• _Requirement_
Extract every record, exactly as written, and ignore the pictures.

** Start Given data **

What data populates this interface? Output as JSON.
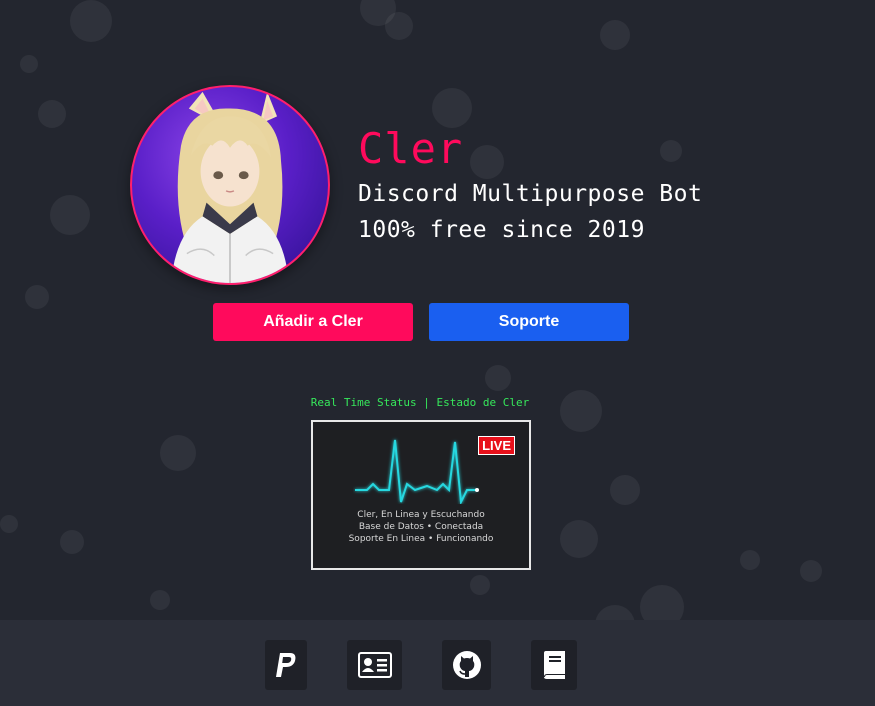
{
  "profile": {
    "bot_name": "Cler",
    "tagline_1": "Discord Multipurpose Bot",
    "tagline_2": "100% free since 2019",
    "avatar_icon": "anime-girl-avatar"
  },
  "buttons": {
    "add_label": "Añadir a Cler",
    "support_label": "Soporte"
  },
  "status": {
    "label": "Real Time Status | Estado de Cler",
    "badge": "LIVE",
    "line_1": "Cler, En Linea y Escuchando",
    "line_2": "Base de Datos • Conectada",
    "line_3": "Soporte En Linea • Funcionando"
  },
  "footer": {
    "icons": [
      "paypal-icon",
      "id-card-icon",
      "github-icon",
      "book-icon"
    ]
  },
  "colors": {
    "background": "#23262f",
    "accent_pink": "#ff0a5c",
    "accent_blue": "#1a5ff0",
    "status_green": "#36e85b",
    "footer": "#2b2e38"
  }
}
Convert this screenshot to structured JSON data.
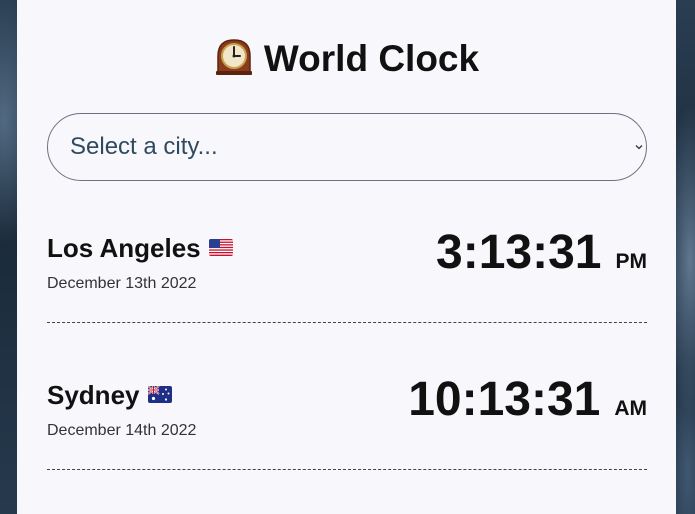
{
  "header": {
    "title": "World Clock",
    "icon": "mantelpiece-clock-icon"
  },
  "city_select": {
    "placeholder": "Select a city..."
  },
  "cities": [
    {
      "name": "Los Angeles",
      "flag": "us-flag-icon",
      "date": "December 13th 2022",
      "time": "3:13:31",
      "ampm": "PM"
    },
    {
      "name": "Sydney",
      "flag": "australia-flag-icon",
      "date": "December 14th 2022",
      "time": "10:13:31",
      "ampm": "AM"
    }
  ],
  "colors": {
    "card_background": "#f8f8fc",
    "select_text": "#2f4a5e",
    "text": "#111111"
  }
}
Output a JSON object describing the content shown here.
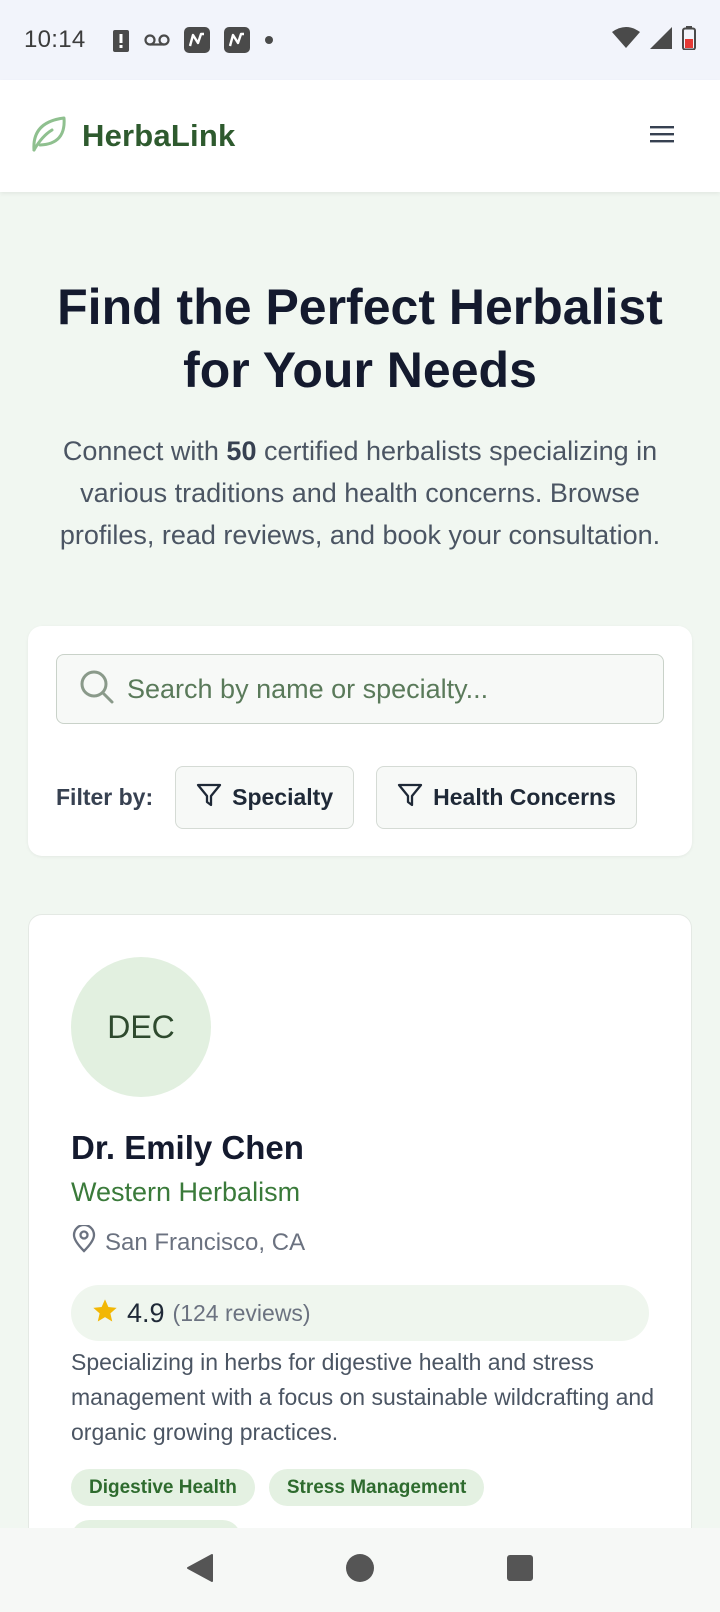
{
  "status_bar": {
    "time": "10:14",
    "icons": [
      "alert-icon",
      "voicemail-icon",
      "app-notification-icon",
      "app-notification-icon",
      "dot-icon",
      "wifi-icon",
      "signal-icon",
      "battery-icon"
    ]
  },
  "header": {
    "brand_name": "HerbaLink",
    "logo_icon": "leaf-icon",
    "menu_icon": "hamburger-menu-icon"
  },
  "hero": {
    "title": "Find the Perfect Herbalist for Your Needs",
    "subtitle_prefix": "Connect with ",
    "herbalist_count": "50",
    "subtitle_suffix": " certified herbalists specializing in various traditions and health concerns. Browse profiles, read reviews, and book your consultation."
  },
  "search": {
    "placeholder": "Search by name or specialty...",
    "value": "",
    "filter_label": "Filter by:",
    "filters": [
      "Specialty",
      "Health Concerns"
    ]
  },
  "herbalists": [
    {
      "initials": "DEC",
      "name": "Dr. Emily Chen",
      "specialty": "Western Herbalism",
      "location": "San Francisco, CA",
      "rating": "4.9",
      "reviews": "(124 reviews)",
      "description": "Specializing in herbs for digestive health and stress management with a focus on sustainable wildcrafting and organic growing practices.",
      "tags": [
        "Digestive Health",
        "Stress Management"
      ]
    }
  ],
  "colors": {
    "brand_green": "#2e5a2e",
    "accent_green": "#3a7a3a",
    "page_bg": "#f1f7f1",
    "star": "#f2b705"
  }
}
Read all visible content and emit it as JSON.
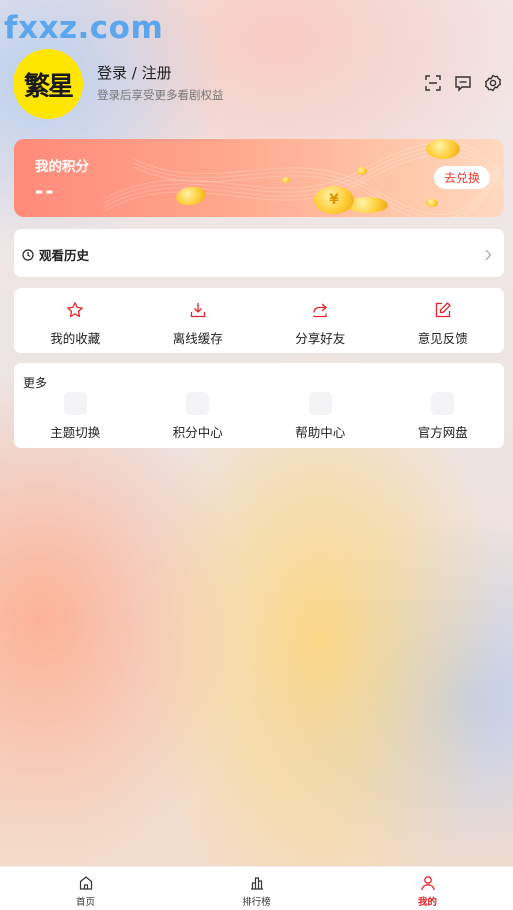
{
  "watermark": "fxxz.com",
  "profile": {
    "avatar_text": "繁星",
    "login_title": "登录 / 注册",
    "login_subtitle": "登录后享受更多看剧权益"
  },
  "header_icons": [
    "scan-icon",
    "message-icon",
    "gear-icon"
  ],
  "points": {
    "title": "我的积分",
    "value": "--",
    "redeem_label": "去兑换",
    "coin_symbol": "¥"
  },
  "history": {
    "label": "观看历史"
  },
  "actions": [
    {
      "label": "我的收藏",
      "icon": "star-icon"
    },
    {
      "label": "离线缓存",
      "icon": "download-icon"
    },
    {
      "label": "分享好友",
      "icon": "share-icon"
    },
    {
      "label": "意见反馈",
      "icon": "edit-icon"
    }
  ],
  "more": {
    "title": "更多",
    "items": [
      {
        "label": "主题切换"
      },
      {
        "label": "积分中心"
      },
      {
        "label": "帮助中心"
      },
      {
        "label": "官方网盘"
      }
    ]
  },
  "tabbar": [
    {
      "label": "首页",
      "icon": "home-icon",
      "active": false
    },
    {
      "label": "排行榜",
      "icon": "chart-icon",
      "active": false
    },
    {
      "label": "我的",
      "icon": "user-icon",
      "active": true
    }
  ],
  "colors": {
    "accent": "#e5242a",
    "avatar_bg": "#ffe600",
    "watermark": "#5aa6ef"
  }
}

** End Given data **

• _Final answer_
What data populates this interface? Output as JSON.
{
  "profile": {
    "bot_name": "Cler",
    "tagline_1": "Discord Multipurpose Bot",
    "tagline_2": "100% free since 2019",
    "avatar_icon": "anime-girl-avatar"
  },
  "buttons": {
    "add_label": "Añadir a Cler",
    "support_label": "Soporte"
  },
  "status": {
    "label": "Real Time Status | Estado de Cler",
    "badge": "LIVE",
    "line_1": "Cler, En Linea y Escuchando",
    "line_2": "Base de Datos • Conectada",
    "line_3": "Soporte En Linea • Funcionando"
  },
  "footer": {
    "icons": [
      "paypal-icon",
      "id-card-icon",
      "github-icon",
      "book-icon"
    ]
  },
  "colors": {
    "background": "#23262f",
    "accent_pink": "#ff0a5c",
    "accent_blue": "#1a5ff0",
    "status_green": "#36e85b",
    "footer": "#2b2e38"
  }
}
Convert this screenshot to structured JSON data.
{
  "header": {
    "title": "World Clock",
    "icon": "mantelpiece-clock-icon"
  },
  "city_select": {
    "placeholder": "Select a city..."
  },
  "cities": [
    {
      "name": "Los Angeles",
      "flag": "us-flag-icon",
      "date": "December 13th 2022",
      "time": "3:13:31",
      "ampm": "PM"
    },
    {
      "name": "Sydney",
      "flag": "australia-flag-icon",
      "date": "December 14th 2022",
      "time": "10:13:31",
      "ampm": "AM"
    }
  ],
  "colors": {
    "card_background": "#f8f8fc",
    "select_text": "#2f4a5e",
    "text": "#111111"
  }
}
Output a JSON object describing the content shown here.
{
  "status_bar": {
    "time": "10:14",
    "icons": [
      "alert-icon",
      "voicemail-icon",
      "app-notification-icon",
      "app-notification-icon",
      "dot-icon",
      "wifi-icon",
      "signal-icon",
      "battery-icon"
    ]
  },
  "header": {
    "brand_name": "HerbaLink",
    "logo_icon": "leaf-icon",
    "menu_icon": "hamburger-menu-icon"
  },
  "hero": {
    "title": "Find the Perfect Herbalist for Your Needs",
    "subtitle_prefix": "Connect with ",
    "herbalist_count": "50",
    "subtitle_suffix": " certified herbalists specializing in various traditions and health concerns. Browse profiles, read reviews, and book your consultation."
  },
  "search": {
    "placeholder": "Search by name or specialty...",
    "value": "",
    "filter_label": "Filter by:",
    "filters": [
      "Specialty",
      "Health Concerns"
    ]
  },
  "herbalists": [
    {
      "initials": "DEC",
      "name": "Dr. Emily Chen",
      "specialty": "Western Herbalism",
      "location": "San Francisco, CA",
      "rating": "4.9",
      "reviews": "(124 reviews)",
      "description": "Specializing in herbs for digestive health and stress management with a focus on sustainable wildcrafting and organic growing practices.",
      "tags": [
        "Digestive Health",
        "Stress Management"
      ]
    }
  ],
  "colors": {
    "brand_green": "#2e5a2e",
    "accent_green": "#3a7a3a",
    "page_bg": "#f1f7f1",
    "star": "#f2b705"
  }
}
Read all visible content and emit it as JSON.
{
  "watermark": "fxxz.com",
  "profile": {
    "avatar_text": "繁星",
    "login_title": "登录 / 注册",
    "login_subtitle": "登录后享受更多看剧权益"
  },
  "header_icons": [
    "scan-icon",
    "message-icon",
    "gear-icon"
  ],
  "points": {
    "title": "我的积分",
    "value": "--",
    "redeem_label": "去兑换",
    "coin_symbol": "¥"
  },
  "history": {
    "label": "观看历史"
  },
  "actions": [
    {
      "label": "我的收藏",
      "icon": "star-icon"
    },
    {
      "label": "离线缓存",
      "icon": "download-icon"
    },
    {
      "label": "分享好友",
      "icon": "share-icon"
    },
    {
      "label": "意见反馈",
      "icon": "edit-icon"
    }
  ],
  "more": {
    "title": "更多",
    "items": [
      {
        "label": "主题切换"
      },
      {
        "label": "积分中心"
      },
      {
        "label": "帮助中心"
      },
      {
        "label": "官方网盘"
      }
    ]
  },
  "tabbar": [
    {
      "label": "首页",
      "icon": "home-icon",
      "active": false
    },
    {
      "label": "排行榜",
      "icon": "chart-icon",
      "active": false
    },
    {
      "label": "我的",
      "icon": "user-icon",
      "active": true
    }
  ],
  "colors": {
    "accent": "#e5242a",
    "avatar_bg": "#ffe600",
    "watermark": "#5aa6ef"
  }
}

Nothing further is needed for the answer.